#### Data records:
------------------------

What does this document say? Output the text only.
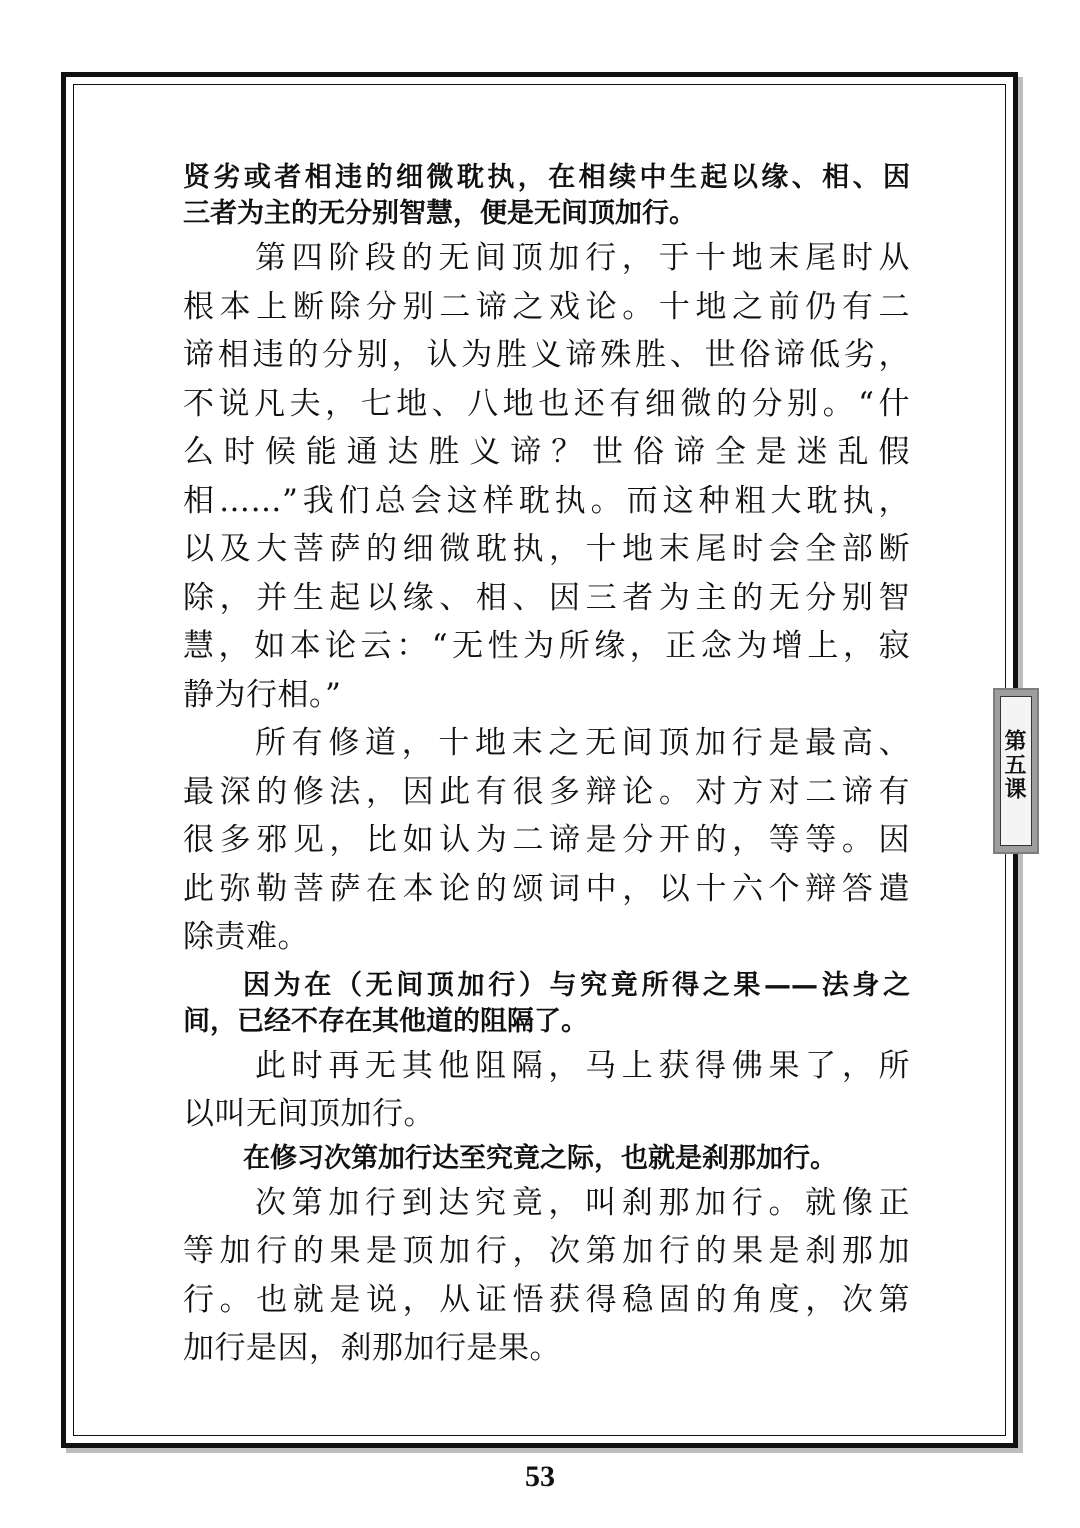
贤劣或者相违的细微耽执，在相续中生起以缘、相、因
三者为主的无分别智慧，便是无间顶加行。
第四阶段的无间顶加行，于十地末尾时从
根本上断除分别二谛之戏论。十地之前仍有二
谛相违的分别，认为胜义谛殊胜、世俗谛低劣，
不说凡夫，七地、八地也还有细微的分别。“什
么时候能通达胜义谛？世俗谛全是迷乱假
相……”我们总会这样耽执。而这种粗大耽执，
以及大菩萨的细微耽执，十地末尾时会全部断
除，并生起以缘、相、因三者为主的无分别智
慧，如本论云：“无性为所缘，正念为增上，寂
静为行相。”
所有修道，十地末之无间顶加行是最高、
最深的修法，因此有很多辩论。对方对二谛有
很多邪见，比如认为二谛是分开的，等等。因
此弥勒菩萨在本论的颂词中，以十六个辩答遣
除责难。
因为在（无间顶加行）与究竟所得之果——法身之
间，已经不存在其他道的阻隔了。
此时再无其他阻隔，马上获得佛果了，所
以叫无间顶加行。
在修习次第加行达至究竟之际，也就是刹那加行。
次第加行到达究竟，叫刹那加行。就像正
等加行的果是顶加行，次第加行的果是刹那加
行。也就是说，从证悟获得稳固的角度，次第
加行是因，刹那加行是果。
第五课
53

------------------------

#### Exercise prompt:
Repeat the material above in full and exactly, omitting the pictures.

#### Task answer:
What does this document say? Output the text only.
贤劣或者相违的细微耽执，在相续中生起以缘、相、因
三者为主的无分别智慧，便是无间顶加行。
第四阶段的无间顶加行，于十地末尾时从
根本上断除分别二谛之戏论。十地之前仍有二
谛相违的分别，认为胜义谛殊胜、世俗谛低劣，
不说凡夫，七地、八地也还有细微的分别。“什
么时候能通达胜义谛？世俗谛全是迷乱假
相……”我们总会这样耽执。而这种粗大耽执，
以及大菩萨的细微耽执，十地末尾时会全部断
除，并生起以缘、相、因三者为主的无分别智
慧，如本论云：“无性为所缘，正念为增上，寂
静为行相。”
所有修道，十地末之无间顶加行是最高、
最深的修法，因此有很多辩论。对方对二谛有
很多邪见，比如认为二谛是分开的，等等。因
此弥勒菩萨在本论的颂词中，以十六个辩答遣
除责难。
因为在（无间顶加行）与究竟所得之果——法身之
间，已经不存在其他道的阻隔了。
此时再无其他阻隔，马上获得佛果了，所
以叫无间顶加行。
在修习次第加行达至究竟之际，也就是刹那加行。
次第加行到达究竟，叫刹那加行。就像正
等加行的果是顶加行，次第加行的果是刹那加
行。也就是说，从证悟获得稳固的角度，次第
加行是因，刹那加行是果。
第五课
53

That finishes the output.